**Problem to work on**
Output all records precisely as written.

**Entries**
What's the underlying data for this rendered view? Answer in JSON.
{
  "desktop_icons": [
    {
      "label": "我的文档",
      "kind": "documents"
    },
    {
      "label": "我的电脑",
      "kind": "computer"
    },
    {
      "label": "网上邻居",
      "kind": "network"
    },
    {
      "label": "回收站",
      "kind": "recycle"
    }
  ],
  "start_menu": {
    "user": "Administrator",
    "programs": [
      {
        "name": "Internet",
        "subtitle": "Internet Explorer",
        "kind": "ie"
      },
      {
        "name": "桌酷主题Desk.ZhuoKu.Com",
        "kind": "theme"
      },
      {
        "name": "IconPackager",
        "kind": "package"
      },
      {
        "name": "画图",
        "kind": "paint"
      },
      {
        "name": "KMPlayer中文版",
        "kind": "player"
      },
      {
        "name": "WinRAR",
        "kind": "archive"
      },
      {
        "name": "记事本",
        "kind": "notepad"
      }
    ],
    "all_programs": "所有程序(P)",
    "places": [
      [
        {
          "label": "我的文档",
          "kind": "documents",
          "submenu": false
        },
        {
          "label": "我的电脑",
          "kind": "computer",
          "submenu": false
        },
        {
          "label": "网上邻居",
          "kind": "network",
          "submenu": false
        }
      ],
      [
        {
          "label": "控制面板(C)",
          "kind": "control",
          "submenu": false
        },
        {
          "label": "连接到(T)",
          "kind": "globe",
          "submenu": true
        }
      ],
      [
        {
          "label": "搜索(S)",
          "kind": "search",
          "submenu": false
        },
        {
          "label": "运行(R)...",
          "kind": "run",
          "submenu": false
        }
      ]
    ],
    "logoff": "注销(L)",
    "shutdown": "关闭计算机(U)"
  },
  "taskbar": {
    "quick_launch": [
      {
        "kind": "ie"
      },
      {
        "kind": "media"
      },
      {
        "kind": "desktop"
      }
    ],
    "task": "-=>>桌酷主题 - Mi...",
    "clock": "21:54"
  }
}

**Solution to the exercise**
What's the underlying data for this rendered view? Answer in JSON.
{
  "desktop_icons": [
    {
      "label": "我的文档",
      "kind": "documents"
    },
    {
      "label": "我的电脑",
      "kind": "computer"
    },
    {
      "label": "网上邻居",
      "kind": "network"
    },
    {
      "label": "回收站",
      "kind": "recycle"
    }
  ],
  "start_menu": {
    "user": "Administrator",
    "programs": [
      {
        "name": "Internet",
        "subtitle": "Internet Explorer",
        "kind": "ie"
      },
      {
        "name": "桌酷主题Desk.ZhuoKu.Com",
        "kind": "theme"
      },
      {
        "name": "IconPackager",
        "kind": "package"
      },
      {
        "name": "画图",
        "kind": "paint"
      },
      {
        "name": "KMPlayer中文版",
        "kind": "player"
      },
      {
        "name": "WinRAR",
        "kind": "archive"
      },
      {
        "name": "记事本",
        "kind": "notepad"
      }
    ],
    "all_programs": "所有程序(P)",
    "places": [
      [
        {
          "label": "我的文档",
          "kind": "documents",
          "submenu": false
        },
        {
          "label": "我的电脑",
          "kind": "computer",
          "submenu": false
        },
        {
          "label": "网上邻居",
          "kind": "network",
          "submenu": false
        }
      ],
      [
        {
          "label": "控制面板(C)",
          "kind": "control",
          "submenu": false
        },
        {
          "label": "连接到(T)",
          "kind": "globe",
          "submenu": true
        }
      ],
      [
        {
          "label": "搜索(S)",
          "kind": "search",
          "submenu": false
        },
        {
          "label": "运行(R)...",
          "kind": "run",
          "submenu": false
        }
      ]
    ],
    "logoff": "注销(L)",
    "shutdown": "关闭计算机(U)"
  },
  "taskbar": {
    "quick_launch": [
      {
        "kind": "ie"
      },
      {
        "kind": "media"
      },
      {
        "kind": "desktop"
      }
    ],
    "task": "-=>>桌酷主题 - Mi...",
    "clock": "21:54"
  }
}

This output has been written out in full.